* begin Exercise materials *

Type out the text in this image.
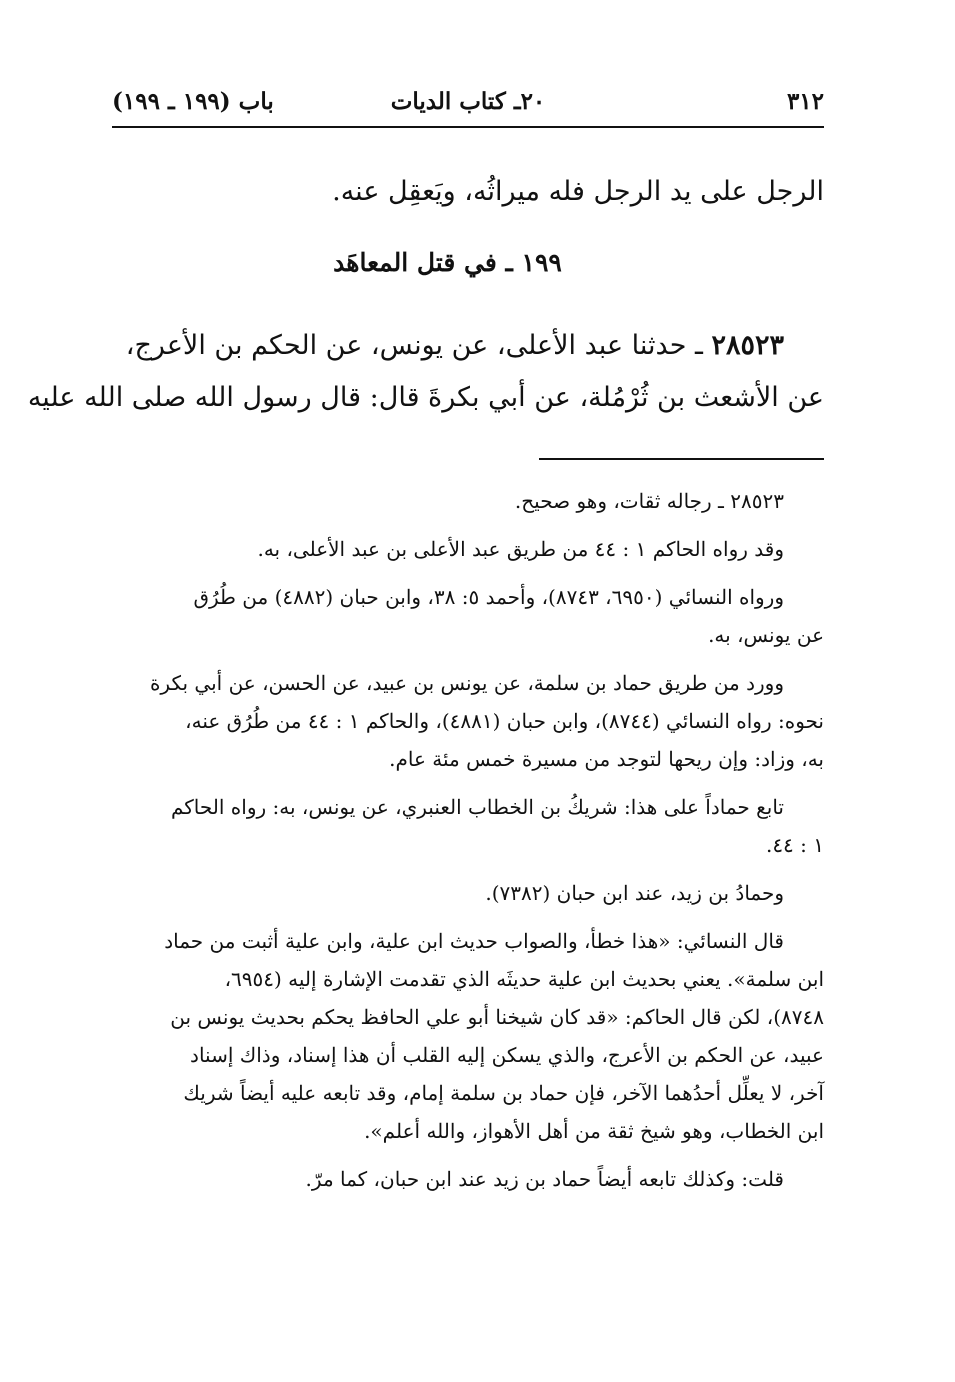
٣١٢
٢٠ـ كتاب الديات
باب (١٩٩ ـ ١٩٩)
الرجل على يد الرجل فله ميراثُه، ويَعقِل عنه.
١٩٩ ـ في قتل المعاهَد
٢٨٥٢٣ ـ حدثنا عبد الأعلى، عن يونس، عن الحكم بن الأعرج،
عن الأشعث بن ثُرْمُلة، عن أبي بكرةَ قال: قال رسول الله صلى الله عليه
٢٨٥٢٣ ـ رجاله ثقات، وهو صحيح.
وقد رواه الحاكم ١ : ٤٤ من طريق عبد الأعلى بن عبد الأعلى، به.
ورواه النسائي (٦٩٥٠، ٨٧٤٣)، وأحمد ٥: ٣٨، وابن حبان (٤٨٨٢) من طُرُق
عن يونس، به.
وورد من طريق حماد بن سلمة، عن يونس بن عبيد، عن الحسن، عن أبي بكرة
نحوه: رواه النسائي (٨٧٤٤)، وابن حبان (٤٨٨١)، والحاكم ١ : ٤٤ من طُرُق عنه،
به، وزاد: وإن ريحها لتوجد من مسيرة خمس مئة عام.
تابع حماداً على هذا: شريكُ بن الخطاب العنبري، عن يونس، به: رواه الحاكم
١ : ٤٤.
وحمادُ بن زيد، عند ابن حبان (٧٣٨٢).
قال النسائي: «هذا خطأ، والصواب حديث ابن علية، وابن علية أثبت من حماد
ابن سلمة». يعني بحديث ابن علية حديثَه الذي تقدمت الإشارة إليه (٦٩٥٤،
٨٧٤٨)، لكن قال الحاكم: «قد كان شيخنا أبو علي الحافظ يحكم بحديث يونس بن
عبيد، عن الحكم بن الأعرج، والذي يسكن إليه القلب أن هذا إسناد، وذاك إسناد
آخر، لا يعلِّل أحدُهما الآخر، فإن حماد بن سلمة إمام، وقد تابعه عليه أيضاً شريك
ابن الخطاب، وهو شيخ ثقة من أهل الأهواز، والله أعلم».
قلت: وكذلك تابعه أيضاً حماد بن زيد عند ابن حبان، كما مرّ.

* end Exercise materials *
* begin Exercise materials *

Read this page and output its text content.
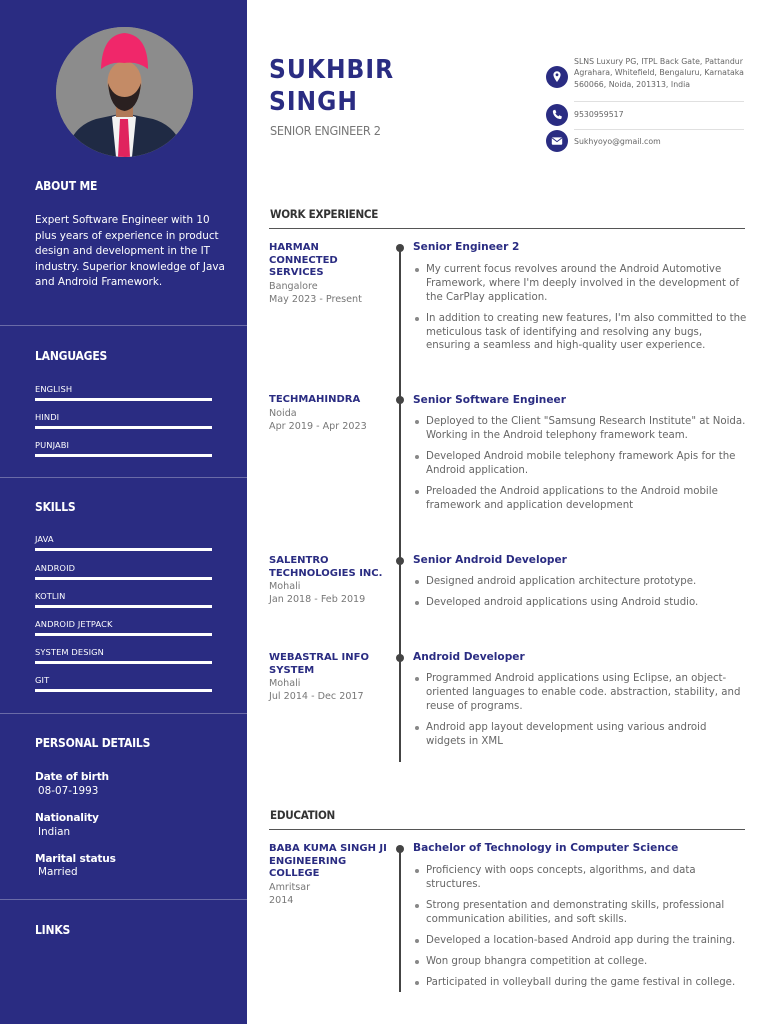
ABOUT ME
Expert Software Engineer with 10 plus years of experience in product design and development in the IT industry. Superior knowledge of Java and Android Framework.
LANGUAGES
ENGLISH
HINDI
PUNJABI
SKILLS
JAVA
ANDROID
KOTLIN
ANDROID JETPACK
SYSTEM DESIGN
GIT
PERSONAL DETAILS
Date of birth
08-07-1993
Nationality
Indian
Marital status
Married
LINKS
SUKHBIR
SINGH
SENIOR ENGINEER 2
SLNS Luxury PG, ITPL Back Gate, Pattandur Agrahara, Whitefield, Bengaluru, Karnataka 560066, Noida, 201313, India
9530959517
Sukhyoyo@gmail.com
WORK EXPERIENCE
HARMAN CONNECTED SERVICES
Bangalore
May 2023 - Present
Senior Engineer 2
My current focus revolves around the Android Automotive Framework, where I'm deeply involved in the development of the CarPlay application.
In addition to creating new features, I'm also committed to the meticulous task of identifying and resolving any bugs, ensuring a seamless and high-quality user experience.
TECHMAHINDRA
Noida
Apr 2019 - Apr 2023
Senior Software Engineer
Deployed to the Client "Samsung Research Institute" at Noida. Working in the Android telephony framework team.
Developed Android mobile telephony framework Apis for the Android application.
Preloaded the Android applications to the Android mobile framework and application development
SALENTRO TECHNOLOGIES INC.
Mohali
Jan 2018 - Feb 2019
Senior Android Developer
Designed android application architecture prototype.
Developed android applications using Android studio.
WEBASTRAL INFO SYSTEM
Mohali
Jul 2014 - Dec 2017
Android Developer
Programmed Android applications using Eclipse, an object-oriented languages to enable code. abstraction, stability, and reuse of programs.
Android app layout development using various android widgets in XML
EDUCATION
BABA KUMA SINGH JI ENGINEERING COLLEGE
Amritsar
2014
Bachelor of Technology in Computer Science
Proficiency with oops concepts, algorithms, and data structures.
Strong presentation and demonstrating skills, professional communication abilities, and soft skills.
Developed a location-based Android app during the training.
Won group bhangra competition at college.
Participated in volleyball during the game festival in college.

* end Exercise materials *
* begin Exercise materials *

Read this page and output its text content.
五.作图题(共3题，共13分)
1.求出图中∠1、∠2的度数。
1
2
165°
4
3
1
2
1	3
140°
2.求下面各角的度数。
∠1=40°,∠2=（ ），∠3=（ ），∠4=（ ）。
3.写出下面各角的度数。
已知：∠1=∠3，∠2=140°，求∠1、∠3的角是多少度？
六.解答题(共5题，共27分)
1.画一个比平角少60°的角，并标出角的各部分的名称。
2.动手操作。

* end Exercise materials *

● Written task
Search the lines above for the string "عليه" and copy each line that has it.

● Expected answer
عن الأشعث بن ثُرْمُلة، عن أبي بكرةَ قال: قال رسول الله صلى الله عليه
آخر، لا يعلِّل أحدُهما الآخر، فإن حماد بن سلمة إمام، وقد تابعه عليه أيضاً شريك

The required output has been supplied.